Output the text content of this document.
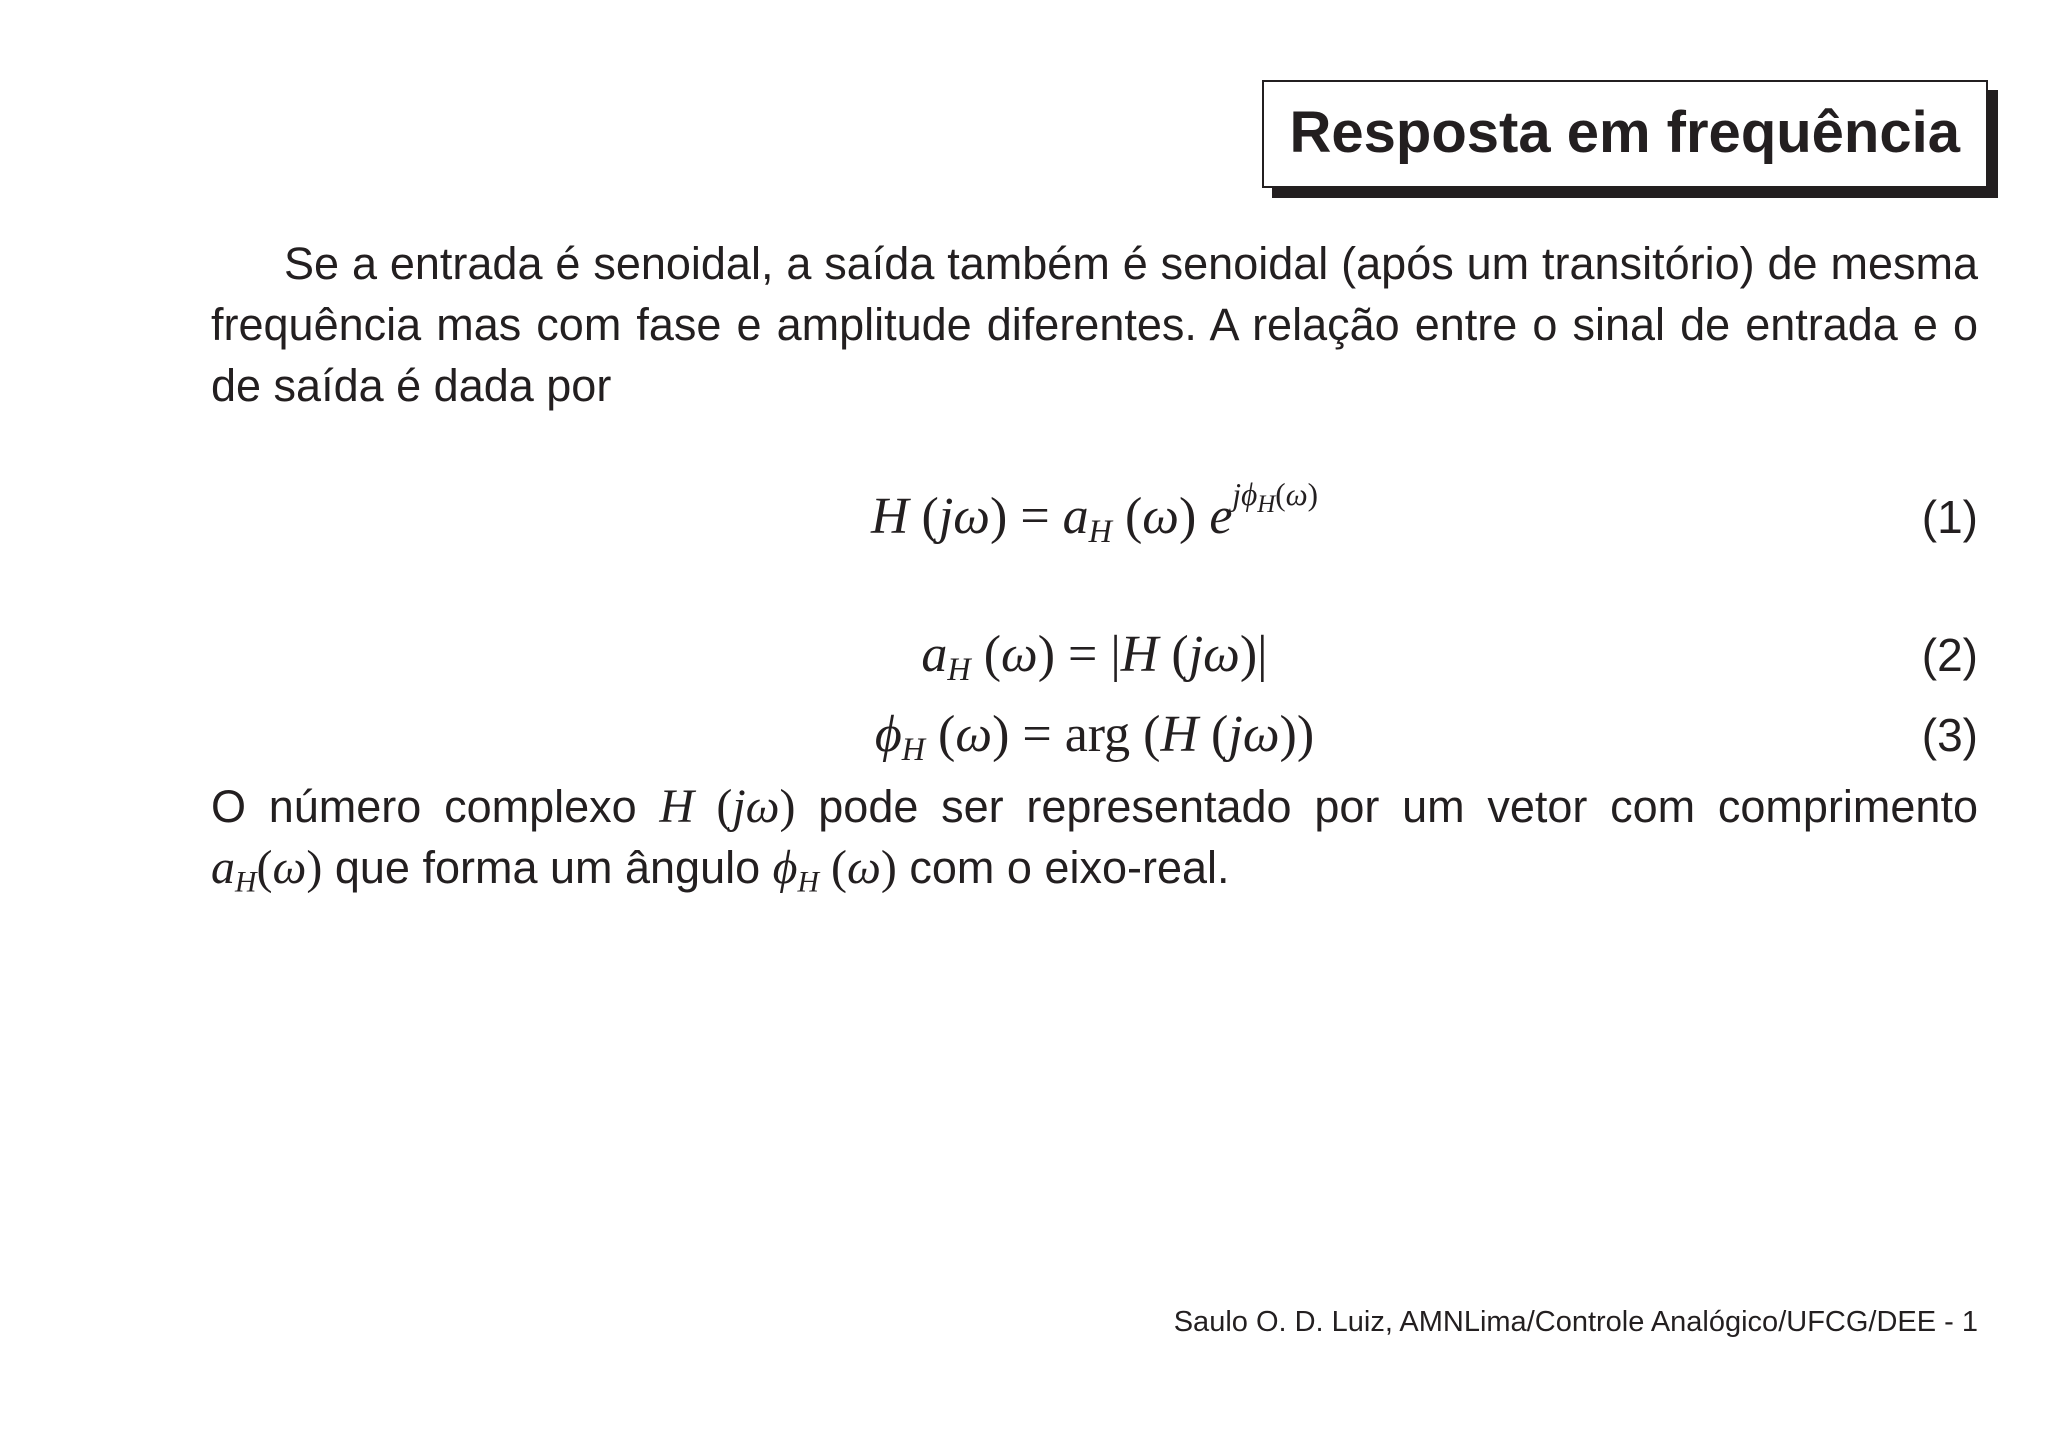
Resposta em frequência

Se a entrada é senoidal, a saída também é senoidal (após um transitório) de mesma frequência mas com fase e amplitude diferentes. A relação entre o sinal de entrada e o de saída é dada por

H $(j\omega) = a_H$ (ω) $e^{j\phi_H(\omega)}$	(1)
$a_H$ (ω) = |H (jω)|	(2)
$\phi_H$ (ω) = arg (H (jω))	(3)

O número complexo H (jω) pode ser representado por um vetor com comprimento $a_H(\omega)$ que forma um ângulo $\phi_H$ (ω) com o eixo-real.

Saulo O. D. Luiz, AMNLima/Controle Analógico/UFCG/DEE - 1
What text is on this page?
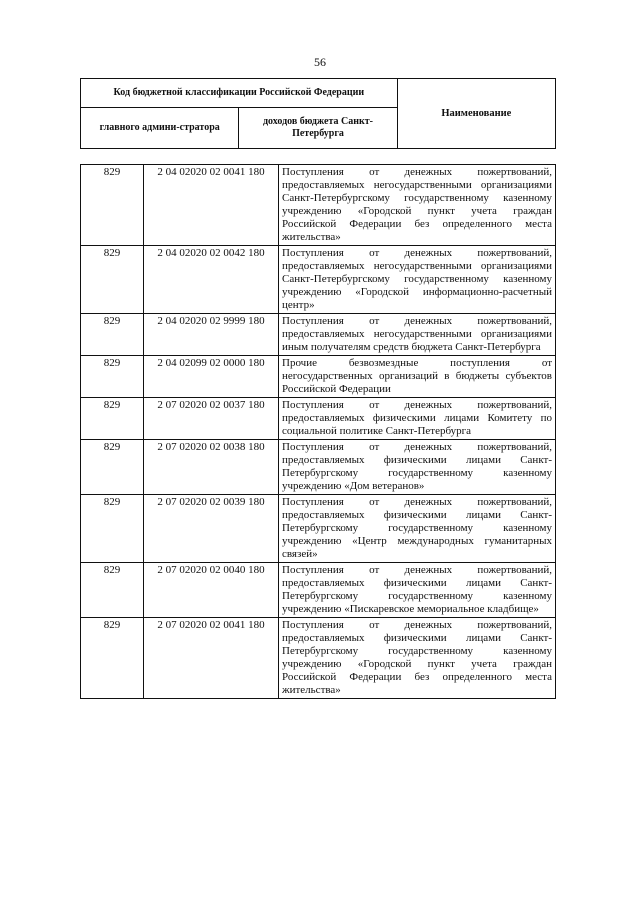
56
Код бюджетной классификации Российской Федерации		Наименование
главного админи-стратора	доходов бюджета Санкт-Петербурга	
829	2 04 02020 02 0041 180	Поступления от денежных пожертвований, предоставляемых негосударственными организациями Санкт-Петербургскому государственному казенному учреждению «Городской пункт учета граждан Российской Федерации без определенного места жительства»
829	2 04 02020 02 0042 180	Поступления от денежных пожертвований, предоставляемых негосударственными организациями Санкт-Петербургскому государственному казенному учреждению «Городской информационно-расчетный центр»
829	2 04 02020 02 9999 180	Поступления от денежных пожертвований, предоставляемых негосударственными организациями иным получателям средств бюджета Санкт-Петербурга
829	2 04 02099 02 0000 180	Прочие безвозмездные поступления от негосударственных организаций в бюджеты субъектов Российской Федерации
829	2 07 02020 02 0037 180	Поступления от денежных пожертвований, предоставляемых физическими лицами Комитету по социальной политике Санкт-Петербурга
829	2 07 02020 02 0038 180	Поступления от денежных пожертвований, предоставляемых физическими лицами Санкт-Петербургскому государственному казенному учреждению «Дом ветеранов»
829	2 07 02020 02 0039 180	Поступления от денежных пожертвований, предоставляемых физическими лицами Санкт-Петербургскому государственному казенному учреждению «Центр международных гуманитарных связей»
829	2 07 02020 02 0040 180	Поступления от денежных пожертвований, предоставляемых физическими лицами Санкт-Петербургскому государственному казенному учреждению «Пискаревское мемориальное кладбище»
829	2 07 02020 02 0041 180	Поступления от денежных пожертвований, предоставляемых физическими лицами Санкт-Петербургскому государственному казенному учреждению «Городской пункт учета граждан Российской Федерации без определенного места жительства»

==*==

• Your task:
Going through the data, tally the lines containing "Российской" and report only the result.

• Complete output:
4